Dataset rows
** START **

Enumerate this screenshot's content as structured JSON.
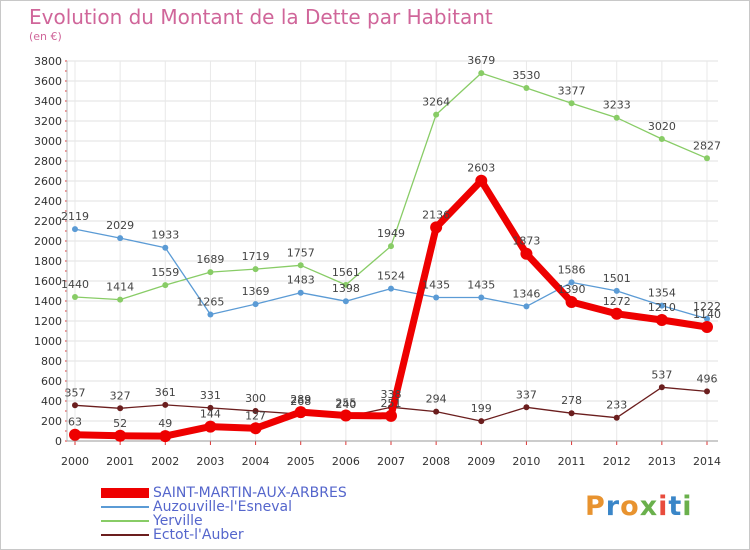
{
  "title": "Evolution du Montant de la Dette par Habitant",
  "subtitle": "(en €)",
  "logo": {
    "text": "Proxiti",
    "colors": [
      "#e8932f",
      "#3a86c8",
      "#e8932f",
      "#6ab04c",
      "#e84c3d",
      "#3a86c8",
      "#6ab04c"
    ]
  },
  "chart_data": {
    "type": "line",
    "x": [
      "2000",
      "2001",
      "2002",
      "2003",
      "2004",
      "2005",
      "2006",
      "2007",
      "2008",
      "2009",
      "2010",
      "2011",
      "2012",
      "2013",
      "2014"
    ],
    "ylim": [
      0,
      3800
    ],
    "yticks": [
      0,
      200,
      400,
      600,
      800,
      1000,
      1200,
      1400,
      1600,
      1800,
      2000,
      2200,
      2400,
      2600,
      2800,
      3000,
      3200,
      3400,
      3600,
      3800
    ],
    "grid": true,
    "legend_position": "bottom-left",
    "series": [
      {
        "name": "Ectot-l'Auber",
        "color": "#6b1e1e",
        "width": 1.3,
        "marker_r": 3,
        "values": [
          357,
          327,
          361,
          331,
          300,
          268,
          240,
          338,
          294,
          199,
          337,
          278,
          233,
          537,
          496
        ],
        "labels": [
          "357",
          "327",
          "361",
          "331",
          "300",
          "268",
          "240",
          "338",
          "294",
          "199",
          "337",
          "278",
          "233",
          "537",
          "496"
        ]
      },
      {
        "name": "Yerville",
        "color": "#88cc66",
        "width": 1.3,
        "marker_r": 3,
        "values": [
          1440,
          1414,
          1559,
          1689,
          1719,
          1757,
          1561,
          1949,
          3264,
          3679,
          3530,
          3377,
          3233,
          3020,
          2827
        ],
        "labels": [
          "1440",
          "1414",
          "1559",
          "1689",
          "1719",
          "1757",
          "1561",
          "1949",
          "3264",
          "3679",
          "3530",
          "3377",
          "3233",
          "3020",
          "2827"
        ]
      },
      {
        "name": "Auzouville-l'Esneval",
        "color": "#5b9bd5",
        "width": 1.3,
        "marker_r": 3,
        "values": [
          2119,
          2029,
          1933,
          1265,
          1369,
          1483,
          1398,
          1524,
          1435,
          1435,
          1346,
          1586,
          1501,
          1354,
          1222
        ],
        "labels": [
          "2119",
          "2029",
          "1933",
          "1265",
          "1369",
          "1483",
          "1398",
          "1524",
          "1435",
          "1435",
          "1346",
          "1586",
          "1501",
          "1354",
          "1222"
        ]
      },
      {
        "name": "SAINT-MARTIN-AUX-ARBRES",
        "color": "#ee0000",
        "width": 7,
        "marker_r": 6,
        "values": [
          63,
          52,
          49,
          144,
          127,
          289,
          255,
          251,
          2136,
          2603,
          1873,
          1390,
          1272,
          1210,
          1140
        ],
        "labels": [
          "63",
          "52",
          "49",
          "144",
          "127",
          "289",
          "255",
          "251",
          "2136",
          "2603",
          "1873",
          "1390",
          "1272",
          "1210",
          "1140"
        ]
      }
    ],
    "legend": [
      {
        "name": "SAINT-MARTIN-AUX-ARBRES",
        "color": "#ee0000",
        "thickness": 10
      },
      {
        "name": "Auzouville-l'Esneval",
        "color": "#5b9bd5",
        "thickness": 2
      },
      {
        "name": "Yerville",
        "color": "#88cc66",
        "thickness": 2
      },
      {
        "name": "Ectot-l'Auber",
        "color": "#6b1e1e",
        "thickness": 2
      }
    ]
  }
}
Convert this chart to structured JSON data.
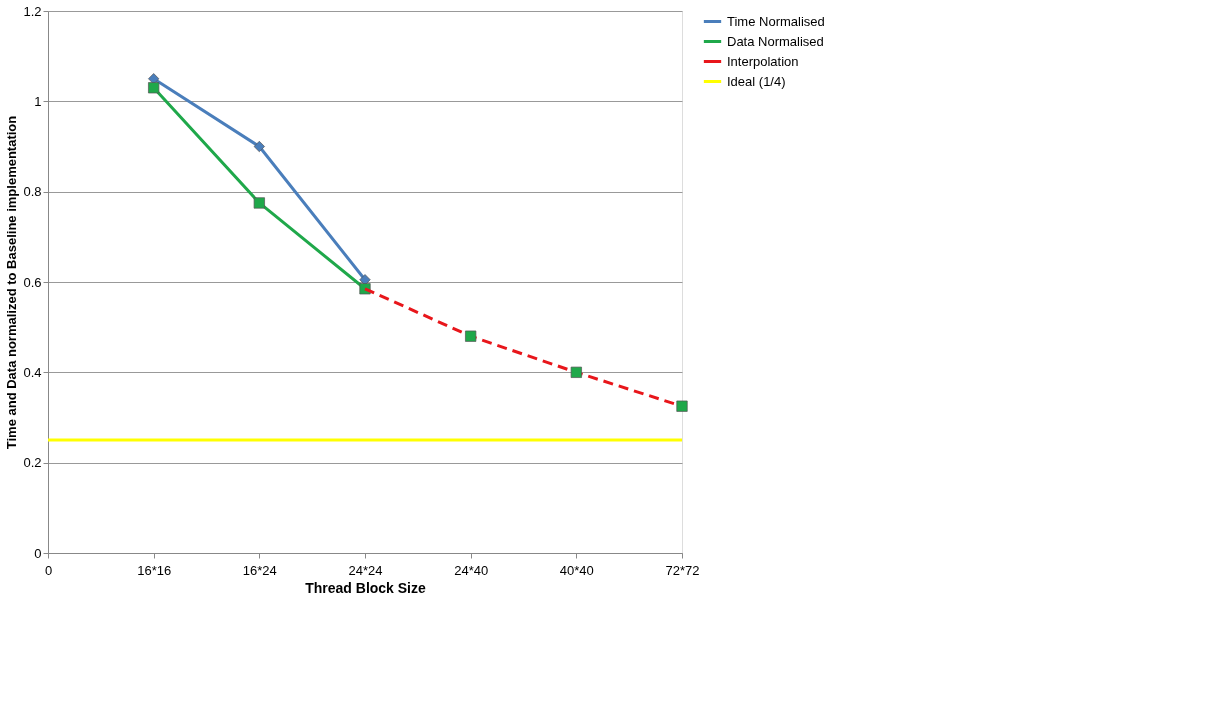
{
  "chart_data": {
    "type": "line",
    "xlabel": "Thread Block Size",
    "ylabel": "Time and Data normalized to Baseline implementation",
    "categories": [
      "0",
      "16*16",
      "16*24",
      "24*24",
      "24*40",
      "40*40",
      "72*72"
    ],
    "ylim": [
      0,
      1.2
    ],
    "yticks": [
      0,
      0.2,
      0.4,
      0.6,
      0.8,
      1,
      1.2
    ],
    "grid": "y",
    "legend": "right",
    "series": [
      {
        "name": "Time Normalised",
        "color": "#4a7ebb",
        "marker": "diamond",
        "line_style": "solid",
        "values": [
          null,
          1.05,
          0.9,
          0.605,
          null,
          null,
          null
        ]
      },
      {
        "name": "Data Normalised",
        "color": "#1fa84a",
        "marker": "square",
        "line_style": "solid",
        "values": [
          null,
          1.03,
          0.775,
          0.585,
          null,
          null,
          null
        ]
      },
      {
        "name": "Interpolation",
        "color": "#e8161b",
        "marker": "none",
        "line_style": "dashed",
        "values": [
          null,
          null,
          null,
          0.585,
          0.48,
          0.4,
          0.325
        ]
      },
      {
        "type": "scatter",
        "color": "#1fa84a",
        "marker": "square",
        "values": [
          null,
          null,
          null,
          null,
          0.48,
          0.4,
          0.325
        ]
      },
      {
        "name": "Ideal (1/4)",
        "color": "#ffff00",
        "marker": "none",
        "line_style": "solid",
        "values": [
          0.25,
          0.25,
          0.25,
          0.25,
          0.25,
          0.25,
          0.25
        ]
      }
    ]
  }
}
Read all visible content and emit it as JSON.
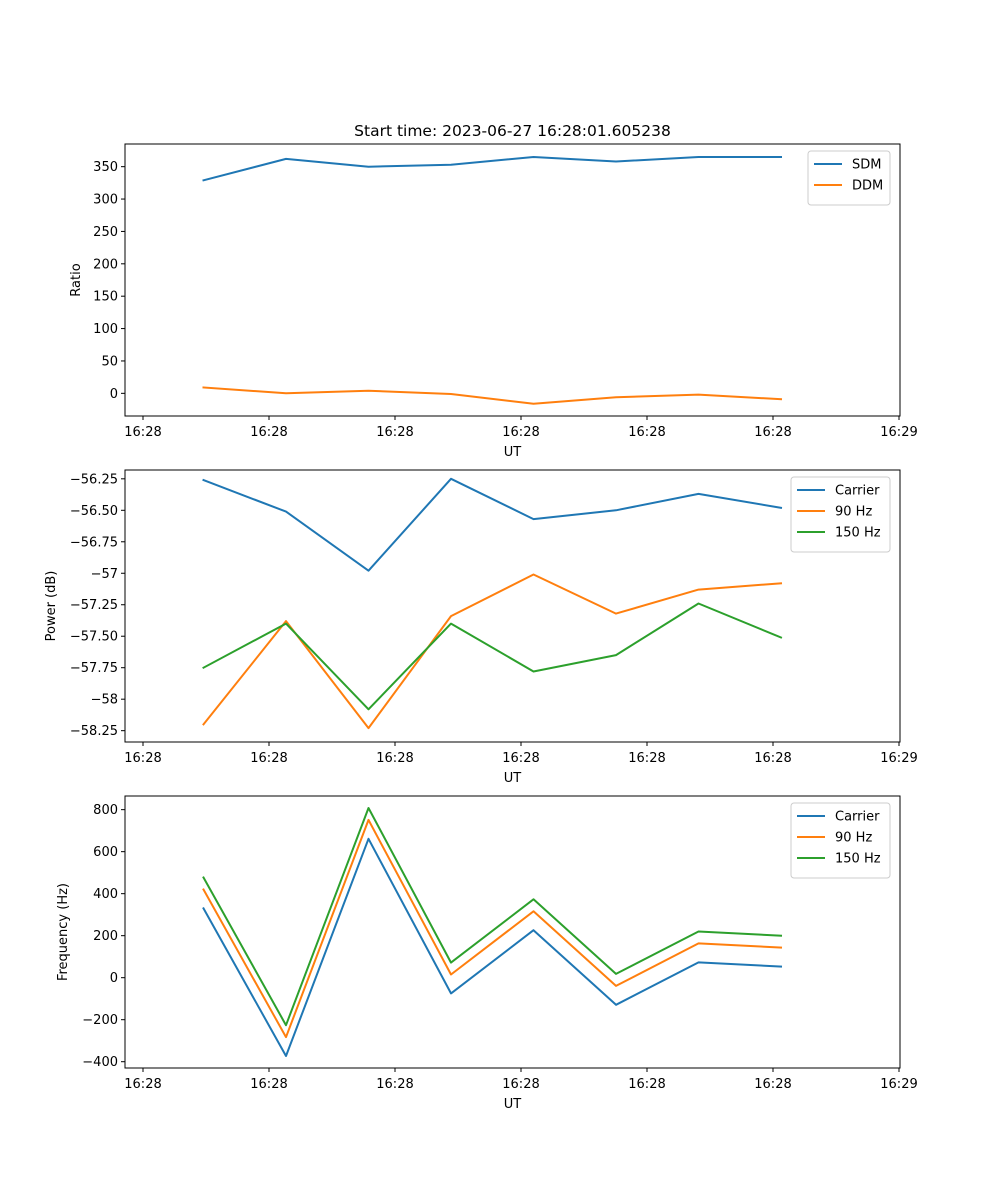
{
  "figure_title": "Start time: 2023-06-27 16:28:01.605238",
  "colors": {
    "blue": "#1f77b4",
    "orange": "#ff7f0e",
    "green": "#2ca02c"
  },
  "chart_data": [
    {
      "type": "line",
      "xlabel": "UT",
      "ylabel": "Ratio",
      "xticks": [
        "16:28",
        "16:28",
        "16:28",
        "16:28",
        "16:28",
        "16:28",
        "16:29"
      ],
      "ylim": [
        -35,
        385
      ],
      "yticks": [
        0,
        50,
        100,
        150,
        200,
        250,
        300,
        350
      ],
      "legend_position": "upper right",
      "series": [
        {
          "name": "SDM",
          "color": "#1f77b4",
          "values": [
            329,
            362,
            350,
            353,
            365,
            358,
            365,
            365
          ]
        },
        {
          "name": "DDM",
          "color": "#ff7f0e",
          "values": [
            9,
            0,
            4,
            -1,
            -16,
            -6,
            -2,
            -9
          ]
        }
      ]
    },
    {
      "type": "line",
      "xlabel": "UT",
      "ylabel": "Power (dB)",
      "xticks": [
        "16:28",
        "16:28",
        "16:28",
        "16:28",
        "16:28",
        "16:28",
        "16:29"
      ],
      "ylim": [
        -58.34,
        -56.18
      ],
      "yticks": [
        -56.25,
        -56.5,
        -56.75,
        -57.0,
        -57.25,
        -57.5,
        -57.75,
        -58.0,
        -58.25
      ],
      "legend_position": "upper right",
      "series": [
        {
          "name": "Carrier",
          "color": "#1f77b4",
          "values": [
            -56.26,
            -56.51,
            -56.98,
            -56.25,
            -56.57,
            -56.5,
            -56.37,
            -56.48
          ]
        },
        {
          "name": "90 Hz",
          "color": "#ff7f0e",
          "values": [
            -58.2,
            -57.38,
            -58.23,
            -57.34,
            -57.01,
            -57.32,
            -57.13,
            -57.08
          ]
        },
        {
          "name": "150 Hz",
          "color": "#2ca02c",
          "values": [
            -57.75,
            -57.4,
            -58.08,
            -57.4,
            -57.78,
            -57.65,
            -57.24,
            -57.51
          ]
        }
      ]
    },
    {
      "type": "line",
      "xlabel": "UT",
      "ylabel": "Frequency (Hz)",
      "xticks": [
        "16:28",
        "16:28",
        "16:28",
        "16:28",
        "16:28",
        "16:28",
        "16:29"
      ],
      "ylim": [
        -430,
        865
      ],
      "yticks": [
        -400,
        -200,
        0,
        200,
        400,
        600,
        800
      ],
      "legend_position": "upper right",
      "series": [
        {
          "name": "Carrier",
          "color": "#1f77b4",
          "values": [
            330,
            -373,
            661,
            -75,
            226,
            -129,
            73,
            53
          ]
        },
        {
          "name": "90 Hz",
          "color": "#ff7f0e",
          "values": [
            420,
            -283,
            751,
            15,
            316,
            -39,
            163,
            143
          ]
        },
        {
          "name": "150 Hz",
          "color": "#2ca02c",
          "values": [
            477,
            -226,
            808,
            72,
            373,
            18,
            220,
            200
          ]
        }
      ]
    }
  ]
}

** END **

BRIEF
Pull out every line of the records above that contains the word "structured".

TASK OUTPUT
Enumerate this screenshot's content as structured JSON.
Convert this chart to structured JSON data.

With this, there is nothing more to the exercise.